-- Work required --
Pick out the lines below that contain the string "name" and copy them all.

Figure record listings
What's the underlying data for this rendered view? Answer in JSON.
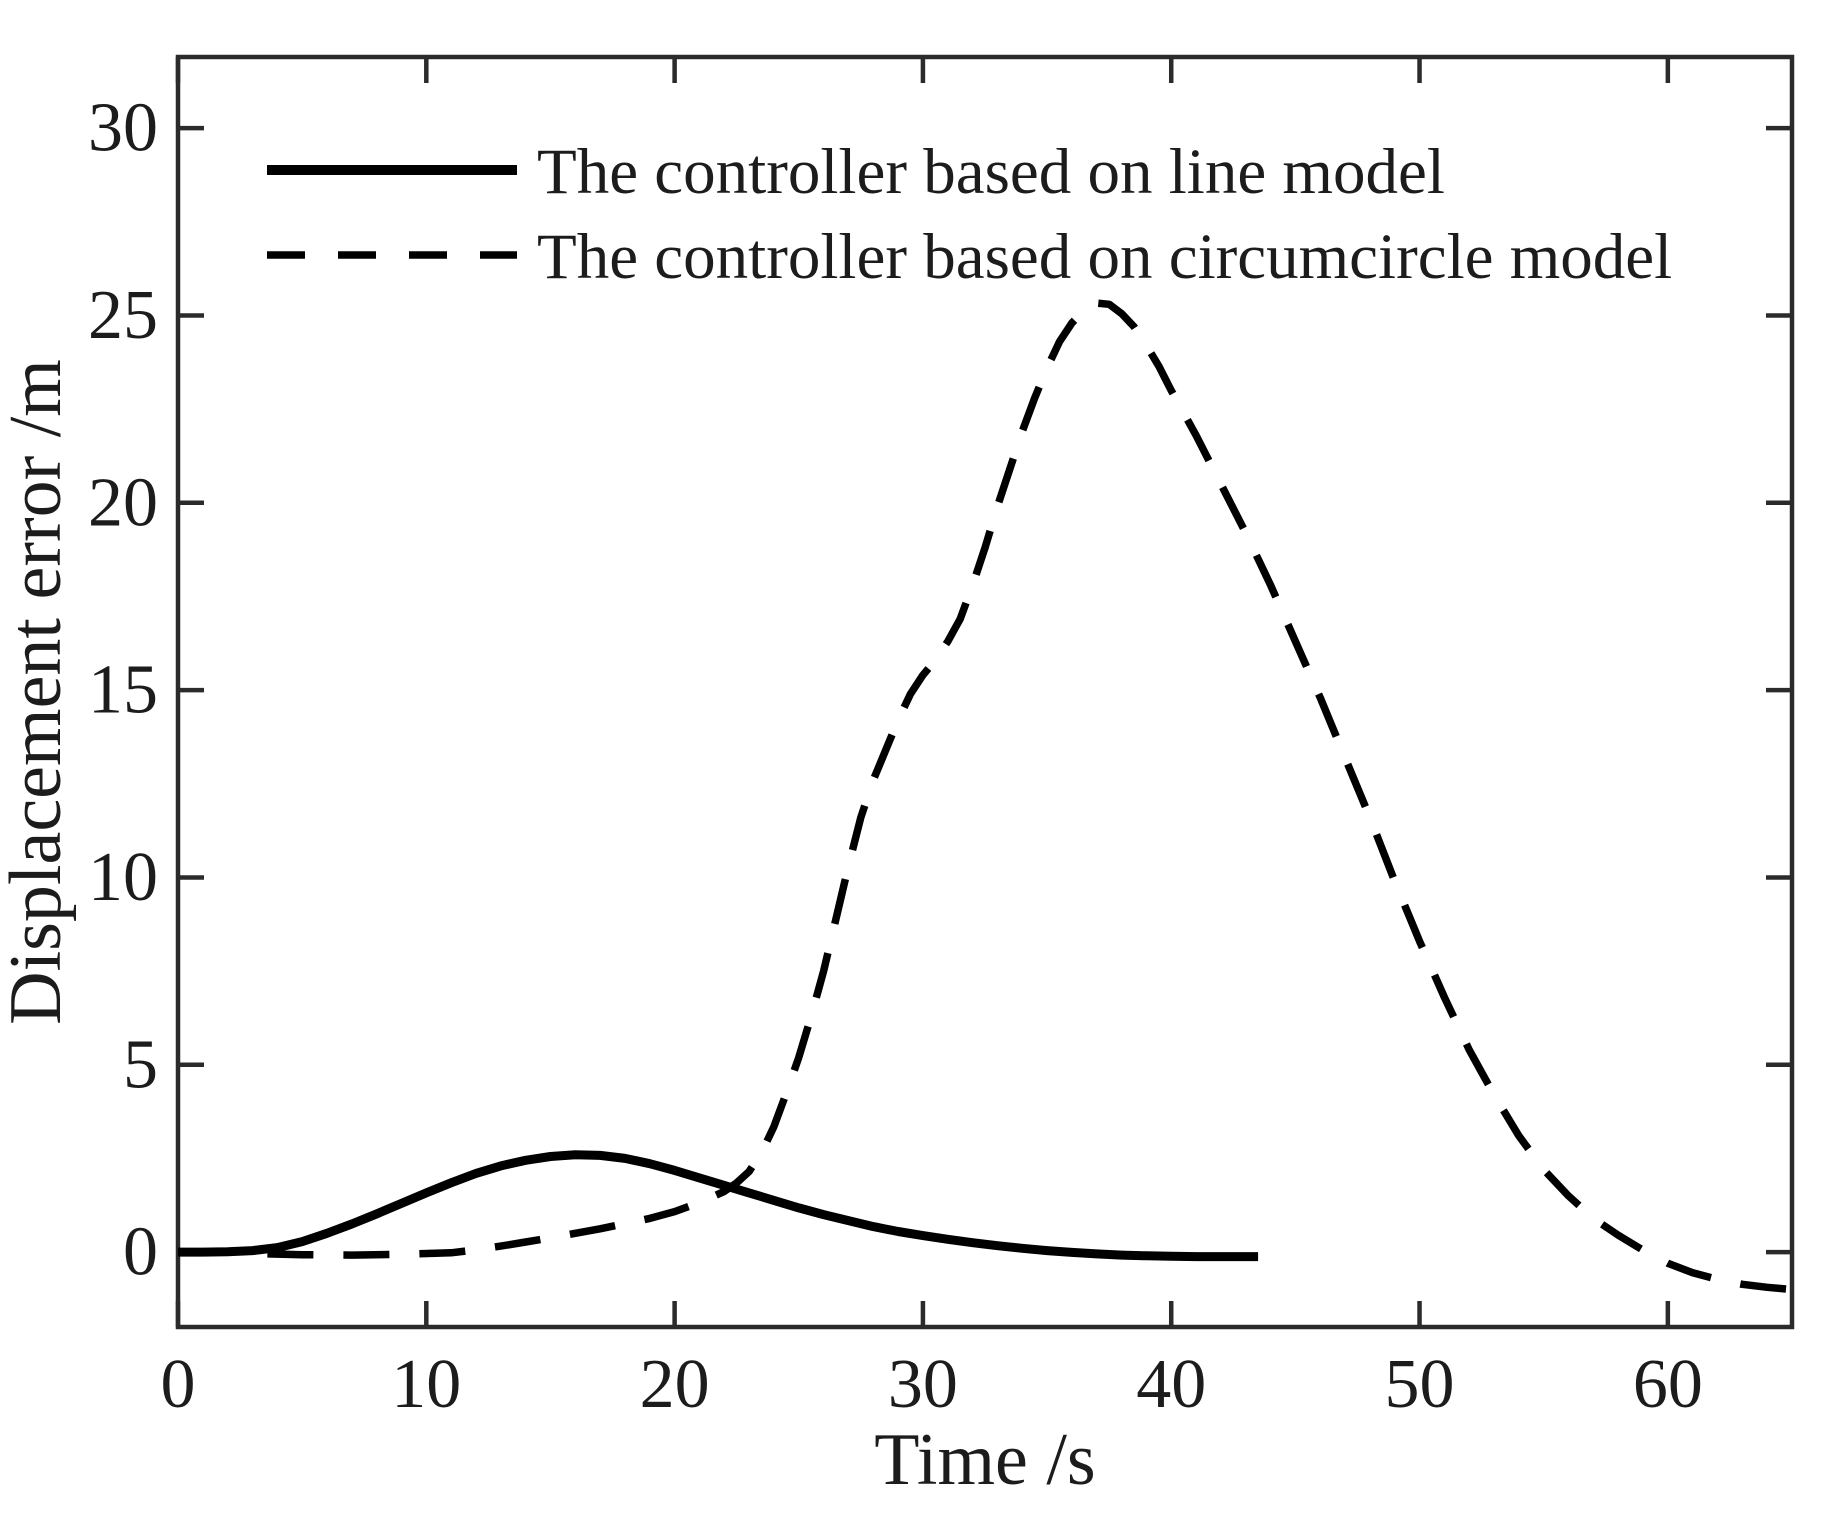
{
  "figure": {
    "xlabel": "Time /s",
    "ylabel": "Displacement error /m"
  },
  "legend": {
    "items": [
      {
        "label": "The controller based on line model",
        "style": "solid"
      },
      {
        "label": "The controller based on circumcircle model",
        "style": "dashed"
      }
    ]
  },
  "chart_data": {
    "type": "line",
    "title": "",
    "xlabel": "Time /s",
    "ylabel": "Displacement error /m",
    "xlim": [
      0,
      65
    ],
    "ylim": [
      -2,
      31.9
    ],
    "x_ticks": [
      "0",
      "10",
      "20",
      "30",
      "40",
      "50",
      "60"
    ],
    "x_tick_values": [
      0,
      10,
      20,
      30,
      40,
      50,
      60
    ],
    "y_ticks": [
      "0",
      "5",
      "10",
      "15",
      "20",
      "25",
      "30"
    ],
    "y_tick_values": [
      0,
      5,
      10,
      15,
      20,
      25,
      30
    ],
    "grid": false,
    "legend_position": "top-left-inside",
    "line_color": "#000000",
    "axis_color": "#2b2b2b",
    "series": [
      {
        "name": "The controller based on line model",
        "line_style": "solid",
        "color": "#000000",
        "points": [
          [
            0,
            0
          ],
          [
            1,
            0
          ],
          [
            2,
            0.01
          ],
          [
            3,
            0.04
          ],
          [
            4,
            0.12
          ],
          [
            5,
            0.28
          ],
          [
            6,
            0.5
          ],
          [
            7,
            0.75
          ],
          [
            8,
            1.02
          ],
          [
            9,
            1.3
          ],
          [
            10,
            1.58
          ],
          [
            11,
            1.85
          ],
          [
            12,
            2.1
          ],
          [
            13,
            2.3
          ],
          [
            14,
            2.45
          ],
          [
            15,
            2.55
          ],
          [
            16,
            2.6
          ],
          [
            17,
            2.58
          ],
          [
            18,
            2.5
          ],
          [
            19,
            2.36
          ],
          [
            20,
            2.18
          ],
          [
            21,
            1.98
          ],
          [
            22,
            1.78
          ],
          [
            23,
            1.58
          ],
          [
            24,
            1.38
          ],
          [
            25,
            1.18
          ],
          [
            26,
            1.0
          ],
          [
            27,
            0.84
          ],
          [
            28,
            0.68
          ],
          [
            29,
            0.55
          ],
          [
            30,
            0.44
          ],
          [
            31,
            0.34
          ],
          [
            32,
            0.25
          ],
          [
            33,
            0.17
          ],
          [
            34,
            0.1
          ],
          [
            35,
            0.04
          ],
          [
            36,
            -0.01
          ],
          [
            37,
            -0.05
          ],
          [
            38,
            -0.08
          ],
          [
            39,
            -0.1
          ],
          [
            40,
            -0.11
          ],
          [
            41,
            -0.12
          ],
          [
            42,
            -0.12
          ],
          [
            43,
            -0.12
          ],
          [
            43.5,
            -0.12
          ]
        ]
      },
      {
        "name": "The controller based on circumcircle model",
        "line_style": "dashed",
        "color": "#000000",
        "points": [
          [
            3.6,
            -0.05
          ],
          [
            5,
            -0.07
          ],
          [
            7,
            -0.08
          ],
          [
            9,
            -0.06
          ],
          [
            11,
            -0.02
          ],
          [
            12,
            0.06
          ],
          [
            13,
            0.16
          ],
          [
            14,
            0.27
          ],
          [
            15,
            0.38
          ],
          [
            16,
            0.5
          ],
          [
            17,
            0.62
          ],
          [
            18,
            0.76
          ],
          [
            19,
            0.9
          ],
          [
            20,
            1.08
          ],
          [
            21,
            1.32
          ],
          [
            22,
            1.62
          ],
          [
            22.5,
            1.85
          ],
          [
            23,
            2.15
          ],
          [
            23.5,
            2.65
          ],
          [
            24,
            3.35
          ],
          [
            24.5,
            4.25
          ],
          [
            25,
            5.2
          ],
          [
            25.5,
            6.3
          ],
          [
            26,
            7.5
          ],
          [
            26.5,
            8.9
          ],
          [
            27,
            10.3
          ],
          [
            27.5,
            11.6
          ],
          [
            28,
            12.6
          ],
          [
            28.5,
            13.4
          ],
          [
            29,
            14.2
          ],
          [
            29.5,
            14.9
          ],
          [
            30,
            15.4
          ],
          [
            30.5,
            15.8
          ],
          [
            31,
            16.3
          ],
          [
            31.5,
            16.9
          ],
          [
            32,
            17.8
          ],
          [
            32.5,
            18.8
          ],
          [
            33,
            19.9
          ],
          [
            33.5,
            20.9
          ],
          [
            34,
            21.9
          ],
          [
            34.5,
            22.8
          ],
          [
            35,
            23.6
          ],
          [
            35.5,
            24.3
          ],
          [
            36,
            24.8
          ],
          [
            36.5,
            25.15
          ],
          [
            37,
            25.33
          ],
          [
            37.5,
            25.3
          ],
          [
            38,
            25.05
          ],
          [
            38.5,
            24.7
          ],
          [
            39,
            24.2
          ],
          [
            39.5,
            23.65
          ],
          [
            40,
            23.0
          ],
          [
            41,
            21.8
          ],
          [
            42,
            20.5
          ],
          [
            43,
            19.2
          ],
          [
            44,
            17.8
          ],
          [
            45,
            16.3
          ],
          [
            46,
            14.8
          ],
          [
            47,
            13.2
          ],
          [
            48,
            11.6
          ],
          [
            49,
            9.9
          ],
          [
            50,
            8.3
          ],
          [
            51,
            6.8
          ],
          [
            52,
            5.4
          ],
          [
            53,
            4.2
          ],
          [
            54,
            3.1
          ],
          [
            55,
            2.2
          ],
          [
            56,
            1.5
          ],
          [
            57,
            0.9
          ],
          [
            58,
            0.45
          ],
          [
            59,
            0.05
          ],
          [
            60,
            -0.3
          ],
          [
            61,
            -0.55
          ],
          [
            62,
            -0.73
          ],
          [
            63,
            -0.86
          ],
          [
            64,
            -0.94
          ],
          [
            65,
            -1.0
          ]
        ]
      }
    ]
  }
}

-- Exercise response --
        "name": "The controller based on line model",
        "name": "The controller based on circumcircle model",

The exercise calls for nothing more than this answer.